**To do:** Copy out, from the entries below, each line holding the string "exit".

## Start Information given

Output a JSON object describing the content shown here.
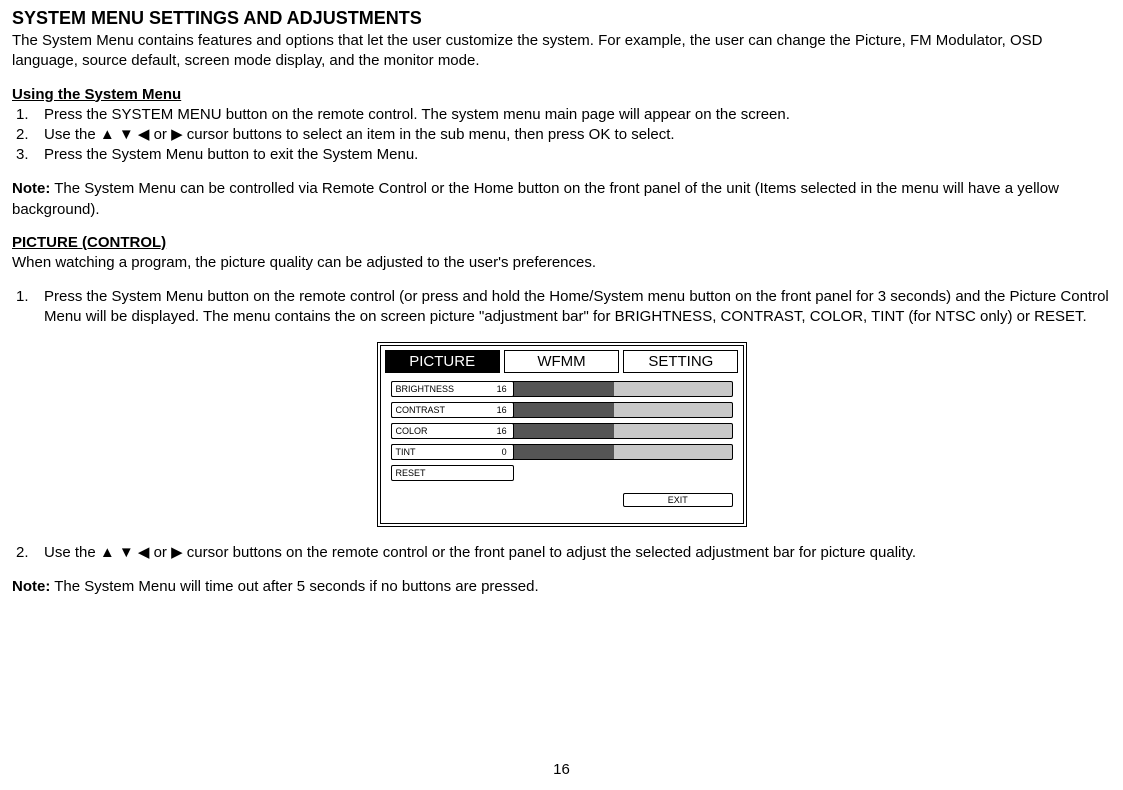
{
  "title": "SYSTEM MENU SETTINGS AND ADJUSTMENTS",
  "intro": "The System Menu contains features and options that let the user customize the system. For example, the user can change the Picture, FM Modulator, OSD language, source default, screen mode display, and the monitor mode.",
  "section1_heading": "Using the System Menu",
  "steps1": [
    "Press the SYSTEM MENU button on the remote control. The system menu main page will appear on the screen.",
    " Use the ▲ ▼ ◀ or ▶ cursor buttons to select an item in the sub menu, then press OK to select.",
    "Press the System Menu button to exit the System Menu."
  ],
  "note1_label": "Note:",
  "note1_text": " The System Menu can be controlled via Remote Control or the Home button on the front panel of the unit (Items selected in the menu will have a yellow background).",
  "section2_heading": "PICTURE (CONTROL)",
  "section2_intro": "When watching a program, the picture quality can be adjusted to the user's preferences.",
  "steps2_item1": "Press the System Menu button on the remote control (or press and hold the Home/System menu button on the front panel for 3 seconds) and the Picture Control Menu will be displayed. The menu contains the on screen picture  \"adjustment bar\" for BRIGHTNESS, CONTRAST, COLOR, TINT (for NTSC only) or RESET.",
  "steps2_item2": "Use the ▲ ▼ ◀ or ▶ cursor buttons on the remote control or the front panel to adjust the selected adjustment bar for picture quality.",
  "note2_label": "Note:",
  "note2_text": " The System Menu will time out after 5 seconds if no buttons are pressed.",
  "page_number": "16",
  "menu": {
    "tabs": [
      "PICTURE",
      "WFMM",
      "SETTING"
    ],
    "active_tab": "PICTURE",
    "sliders": [
      {
        "name": "BRIGHTNESS",
        "value": "16"
      },
      {
        "name": "CONTRAST",
        "value": "16"
      },
      {
        "name": "COLOR",
        "value": "16"
      },
      {
        "name": "TINT",
        "value": "0"
      }
    ],
    "reset": "RESET",
    "exit": "EXIT"
  }
}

## End Information given

**Completed task:**
    "Press the System Menu button to exit the System Menu."
    "exit": "EXIT"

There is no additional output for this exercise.